— START OF Material to process —
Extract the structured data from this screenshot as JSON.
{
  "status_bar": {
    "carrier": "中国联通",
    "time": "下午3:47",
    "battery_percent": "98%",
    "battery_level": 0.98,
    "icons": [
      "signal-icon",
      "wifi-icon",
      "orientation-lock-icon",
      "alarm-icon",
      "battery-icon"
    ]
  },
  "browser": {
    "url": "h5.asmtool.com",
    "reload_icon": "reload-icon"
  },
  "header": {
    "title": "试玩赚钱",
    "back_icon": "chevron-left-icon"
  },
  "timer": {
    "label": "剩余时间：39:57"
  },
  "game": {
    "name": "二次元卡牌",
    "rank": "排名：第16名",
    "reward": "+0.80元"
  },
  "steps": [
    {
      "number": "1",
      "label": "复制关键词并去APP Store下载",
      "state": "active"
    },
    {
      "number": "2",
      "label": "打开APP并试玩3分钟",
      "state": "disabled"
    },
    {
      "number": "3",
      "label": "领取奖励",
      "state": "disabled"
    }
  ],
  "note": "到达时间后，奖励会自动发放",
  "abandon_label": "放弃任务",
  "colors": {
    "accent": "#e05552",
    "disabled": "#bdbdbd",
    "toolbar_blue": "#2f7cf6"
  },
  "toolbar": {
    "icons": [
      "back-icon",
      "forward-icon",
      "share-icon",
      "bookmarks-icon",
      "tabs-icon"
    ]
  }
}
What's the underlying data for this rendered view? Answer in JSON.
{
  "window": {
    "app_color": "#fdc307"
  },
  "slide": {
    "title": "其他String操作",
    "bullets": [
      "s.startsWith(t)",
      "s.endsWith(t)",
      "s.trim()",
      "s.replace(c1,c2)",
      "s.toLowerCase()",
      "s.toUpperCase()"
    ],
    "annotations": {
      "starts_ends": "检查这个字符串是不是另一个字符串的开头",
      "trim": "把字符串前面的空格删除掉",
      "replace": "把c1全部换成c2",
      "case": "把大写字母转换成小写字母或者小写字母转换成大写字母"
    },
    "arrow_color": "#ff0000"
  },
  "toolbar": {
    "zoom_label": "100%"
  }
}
— END OF Material to process —
Problem details:
Transcribe the full listing above without leaving anything out.

Solved problem:
Extract the structured data from this screenshot as JSON.
{
  "status_bar": {
    "carrier": "中国联通",
    "time": "下午3:47",
    "battery_percent": "98%",
    "battery_level": 0.98,
    "icons": [
      "signal-icon",
      "wifi-icon",
      "orientation-lock-icon",
      "alarm-icon",
      "battery-icon"
    ]
  },
  "browser": {
    "url": "h5.asmtool.com",
    "reload_icon": "reload-icon"
  },
  "header": {
    "title": "试玩赚钱",
    "back_icon": "chevron-left-icon"
  },
  "timer": {
    "label": "剩余时间：39:57"
  },
  "game": {
    "name": "二次元卡牌",
    "rank": "排名：第16名",
    "reward": "+0.80元"
  },
  "steps": [
    {
      "number": "1",
      "label": "复制关键词并去APP Store下载",
      "state": "active"
    },
    {
      "number": "2",
      "label": "打开APP并试玩3分钟",
      "state": "disabled"
    },
    {
      "number": "3",
      "label": "领取奖励",
      "state": "disabled"
    }
  ],
  "note": "到达时间后，奖励会自动发放",
  "abandon_label": "放弃任务",
  "colors": {
    "accent": "#e05552",
    "disabled": "#bdbdbd",
    "toolbar_blue": "#2f7cf6"
  },
  "toolbar": {
    "icons": [
      "back-icon",
      "forward-icon",
      "share-icon",
      "bookmarks-icon",
      "tabs-icon"
    ]
  }
}
What's the underlying data for this rendered view? Answer in JSON.
{
  "window": {
    "app_color": "#fdc307"
  },
  "slide": {
    "title": "其他String操作",
    "bullets": [
      "s.startsWith(t)",
      "s.endsWith(t)",
      "s.trim()",
      "s.replace(c1,c2)",
      "s.toLowerCase()",
      "s.toUpperCase()"
    ],
    "annotations": {
      "starts_ends": "检查这个字符串是不是另一个字符串的开头",
      "trim": "把字符串前面的空格删除掉",
      "replace": "把c1全部换成c2",
      "case": "把大写字母转换成小写字母或者小写字母转换成大写字母"
    },
    "arrow_color": "#ff0000"
  },
  "toolbar": {
    "zoom_label": "100%"
  }
}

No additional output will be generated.